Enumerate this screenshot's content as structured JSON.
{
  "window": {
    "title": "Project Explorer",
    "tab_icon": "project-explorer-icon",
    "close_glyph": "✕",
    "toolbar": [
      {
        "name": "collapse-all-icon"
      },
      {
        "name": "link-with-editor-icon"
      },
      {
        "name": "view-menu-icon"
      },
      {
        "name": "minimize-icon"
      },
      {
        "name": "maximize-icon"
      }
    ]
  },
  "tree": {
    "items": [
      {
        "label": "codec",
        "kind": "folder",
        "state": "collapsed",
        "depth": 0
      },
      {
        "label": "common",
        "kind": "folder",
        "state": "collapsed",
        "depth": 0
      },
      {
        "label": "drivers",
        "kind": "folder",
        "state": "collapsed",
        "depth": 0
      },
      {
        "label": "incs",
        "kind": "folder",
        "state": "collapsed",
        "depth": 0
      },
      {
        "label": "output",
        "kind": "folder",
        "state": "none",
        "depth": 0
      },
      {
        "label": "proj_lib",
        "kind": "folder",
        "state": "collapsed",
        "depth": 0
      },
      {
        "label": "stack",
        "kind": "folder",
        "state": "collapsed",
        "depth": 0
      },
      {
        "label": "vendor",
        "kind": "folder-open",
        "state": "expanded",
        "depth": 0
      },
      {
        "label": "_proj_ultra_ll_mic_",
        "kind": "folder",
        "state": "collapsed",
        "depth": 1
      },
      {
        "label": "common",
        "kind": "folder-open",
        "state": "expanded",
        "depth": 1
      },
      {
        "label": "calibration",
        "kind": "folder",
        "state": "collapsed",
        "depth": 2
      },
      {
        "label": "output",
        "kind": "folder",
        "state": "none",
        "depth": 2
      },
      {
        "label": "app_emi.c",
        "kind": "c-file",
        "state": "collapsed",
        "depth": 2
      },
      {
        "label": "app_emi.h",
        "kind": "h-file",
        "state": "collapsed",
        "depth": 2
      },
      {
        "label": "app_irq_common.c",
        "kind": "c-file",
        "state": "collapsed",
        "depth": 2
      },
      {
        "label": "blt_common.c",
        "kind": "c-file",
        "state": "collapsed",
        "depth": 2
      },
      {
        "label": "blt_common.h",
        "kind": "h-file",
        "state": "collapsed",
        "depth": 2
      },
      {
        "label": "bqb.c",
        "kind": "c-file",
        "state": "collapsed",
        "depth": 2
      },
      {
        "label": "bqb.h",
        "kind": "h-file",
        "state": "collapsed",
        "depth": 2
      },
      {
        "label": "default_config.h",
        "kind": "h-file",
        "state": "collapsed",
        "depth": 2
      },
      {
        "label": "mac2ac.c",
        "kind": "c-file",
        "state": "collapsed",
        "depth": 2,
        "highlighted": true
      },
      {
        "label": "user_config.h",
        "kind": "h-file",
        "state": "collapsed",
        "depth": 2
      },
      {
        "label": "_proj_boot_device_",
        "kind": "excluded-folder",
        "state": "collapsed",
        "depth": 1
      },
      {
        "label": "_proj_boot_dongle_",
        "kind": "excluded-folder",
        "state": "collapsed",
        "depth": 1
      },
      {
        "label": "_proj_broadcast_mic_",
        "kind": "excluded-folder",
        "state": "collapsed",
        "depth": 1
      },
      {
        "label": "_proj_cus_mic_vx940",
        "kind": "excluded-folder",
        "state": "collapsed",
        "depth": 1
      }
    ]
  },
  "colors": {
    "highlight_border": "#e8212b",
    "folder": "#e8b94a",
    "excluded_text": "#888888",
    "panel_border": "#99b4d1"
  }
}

★ ★ ★

• DIRECTIONS FOR THIS TASK
Look through the entries above for the word "icon". Copy every line where it shows up.

• RIGHT ANSWER
    "tab_icon": "project-explorer-icon",
        "name": "collapse-all-icon"
        "name": "link-with-editor-icon"
        "name": "view-menu-icon"
        "name": "minimize-icon"
        "name": "maximize-icon"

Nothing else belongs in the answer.